= Excerpt provided =
● ● ● ●

I have made this like that.

    Random random = new Random();
    ArrayList<Integer> arrayList = new ArrayList<Integer>();

    while (arrayList.size() < 6) { // how many numbers u need - it will 6
        int a = random.nextInt(49)+1; // this will give numbers between 1 and 50.

        if (!arrayList.contains(a)) {
            arrayList.add(a);
        }
    }

• Add each number in the range sequentially in a list structure.
• Shuffle it.
• Take the first 'n'.

Here is a simple implementation. This will print 3 unique random numbers from the range 1-10.

import java.util.ArrayList;
import java.util.Collections;

public class UniqueRandomNumbers {

    public static void main(String[] args) {
        ArrayList<Integer> list = new ArrayList<Integer>();
        for (int i=1; i<11; i++) {
            list.add(new Integer(i));
        }
        Collections.shuffle(list);
        for (int i=0; i<3; i++) {
            System.out.println(list.get(i));
        }
    }
}

The first part of the fix with the original approach, as Mark Byers pointed out in an answer now deleted, is to use only a single Random instance.

● ● ● ●

= Entries supplied =

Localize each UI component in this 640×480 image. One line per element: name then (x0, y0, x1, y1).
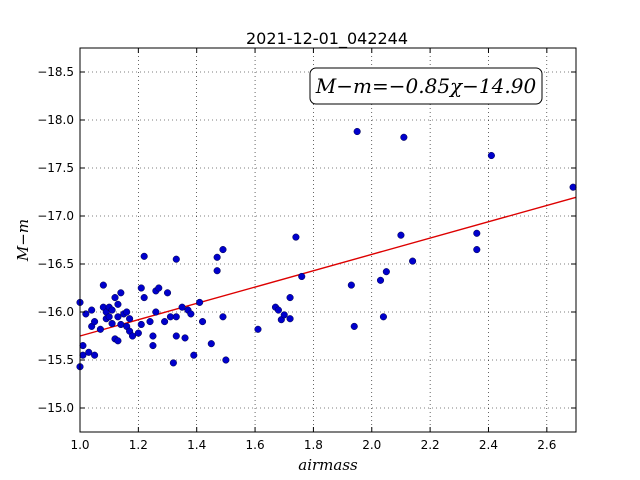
data-point (473, 229, 481, 237)
data-point (126, 315, 134, 323)
data-point (350, 322, 358, 330)
x-tick-label: 1.4 (187, 438, 206, 452)
data-point (473, 246, 481, 254)
data-point (114, 300, 122, 308)
data-point (169, 359, 177, 367)
y-tick-label: −16.0 (37, 305, 74, 319)
data-point (347, 281, 355, 289)
x-axis-label: airmass (298, 456, 358, 474)
data-point (196, 298, 204, 306)
x-tick-label: 1.2 (129, 438, 148, 452)
data-point (487, 151, 495, 160)
data-point (219, 313, 227, 321)
y-tick-label: −17.5 (37, 161, 74, 175)
data-point (274, 306, 282, 314)
data-point (161, 318, 169, 326)
data-point (146, 318, 154, 326)
data-point (152, 308, 160, 316)
data-point (190, 351, 198, 359)
data-point (213, 253, 221, 261)
data-point (117, 289, 125, 297)
x-tick-label: 2.0 (362, 438, 381, 452)
grid-lines (79, 48, 576, 432)
annotation-text: M−m=−0.85χ−14.90 (315, 74, 537, 98)
y-tick-label: −15.5 (37, 353, 74, 367)
data-point (123, 308, 131, 316)
data-point (149, 332, 157, 340)
data-point (280, 311, 288, 319)
data-point (108, 306, 116, 314)
data-point (128, 332, 137, 340)
data-point (292, 233, 300, 241)
data-point (379, 313, 387, 321)
fit-line-group (79, 196, 577, 337)
data-point (114, 337, 122, 345)
data-point (286, 294, 294, 302)
data-point (137, 320, 145, 329)
data-point (111, 294, 119, 302)
x-tick-label: 1.0 (70, 438, 89, 452)
data-point (155, 284, 163, 292)
data-point (149, 342, 157, 350)
chart-title: 2021-12-01_042244 (246, 29, 408, 49)
y-tick-label: −17.0 (37, 209, 74, 223)
data-point (85, 348, 93, 356)
data-point (163, 289, 172, 297)
axis-ticks: 1.0 1.2 1.4 1.6 1.8 2.0 2.2 2.4 2.6 −15.0 −15.5 −16… (37, 48, 576, 452)
data-point (213, 267, 221, 275)
data-point (254, 325, 262, 333)
data-point (400, 133, 408, 141)
x-tick-label: 2.4 (479, 438, 498, 452)
data-point (91, 318, 99, 326)
y-tick-label: −18.5 (37, 65, 74, 79)
data-point (397, 231, 405, 239)
data-point (108, 319, 116, 328)
fit-annotation: M−m=−0.85χ−14.90 (309, 67, 543, 105)
data-points (76, 127, 577, 371)
y-tick-label: −15.0 (37, 401, 74, 415)
data-point (172, 313, 180, 321)
data-point (140, 252, 148, 260)
data-point (353, 127, 361, 136)
data-point (134, 329, 142, 337)
data-point (569, 183, 577, 191)
x-tick-label: 1.6 (246, 438, 265, 452)
data-point (140, 294, 148, 302)
data-point (178, 303, 186, 311)
data-point (187, 310, 195, 318)
fit-line (79, 196, 577, 337)
data-point (79, 351, 87, 359)
data-point (79, 342, 87, 350)
data-point (298, 272, 306, 281)
x-tick-label: 2.2 (421, 438, 440, 452)
data-point (88, 306, 96, 314)
data-point (382, 268, 390, 276)
data-point (96, 325, 104, 333)
y-tick-label: −18.0 (37, 113, 74, 127)
data-point (172, 332, 180, 340)
y-axis-label: M−m (14, 219, 32, 262)
data-point (198, 318, 207, 326)
data-point (105, 313, 113, 321)
data-point (222, 356, 230, 364)
data-point (172, 255, 180, 263)
data-point (376, 276, 385, 284)
data-point (114, 313, 122, 321)
data-point (91, 351, 99, 359)
data-point (181, 334, 189, 342)
data-point (219, 246, 227, 254)
data-point (137, 284, 145, 292)
data-point (207, 340, 215, 348)
data-point (99, 281, 107, 289)
x-tick-label: 1.8 (304, 438, 323, 452)
x-tick-label: 2.6 (537, 438, 556, 452)
annotation-box (309, 67, 543, 105)
data-point (409, 257, 417, 265)
y-tick-label: −16.5 (37, 257, 74, 271)
plot-frame (79, 47, 577, 433)
data-point (286, 315, 294, 323)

● ● ● ●

Write the next part of the Java thread on unique random numbers, starting right after its final sentence about using a single Random instance.

= Written answer =
That is what is causing the numbers to be identical. A Random instance is seeded by the current time in milliseconds. For a particular seed value, the 'random' instance will return the exact same sequence of pseudo random numbers.

I have easy solution for this problem, With this we can easily generate n number of unique random numbers, Its just logic anyone can use it in any language.

for(int i=0;i<4;i++)
        {
            rn[i]= GenerateRandomNumber();
            for (int j=0;j<i;j++)
            {
                if (rn[i] == rn[j])
                {
                    i--;
                }
            }
        }

Choose n unique random numbers from 0 to m-1.

int[] uniqueRand(int n, int m){
    Random rand = new Random();
    int[] r = new int[n];
    int[] result = new int[n];
    for(int i = 0; i < n; i++){
        r[i] = rand.nextInt(m-i);
        result[i] = r[i];
        for(int j = i-1; j >= 0; j--){
            if(result[i] >= r[j])
                result[i]++;
        }
    }
    return result;
}

Imagine a list containing numbers from 0 to m-1. To choose the first number, we simply use rand.nextInt(m). Then remove the number from the list. Now there remains m-1 numbers, so we call rand.nextInt(m-1). The number we get represents the position in the list. If it is less than the first number, then it is the second number, since the part of list prior to the first number wasn't changed by the removal of the first number. If the position is greater than or equal to the first number, the second number is position+1. Do some further derivation, you can get this algorithm.

I feel like this method is worth mentioning.

   private static final Random RANDOM = new Random();    
   /**
     * Pick n numbers between 0 (inclusive) and k (inclusive)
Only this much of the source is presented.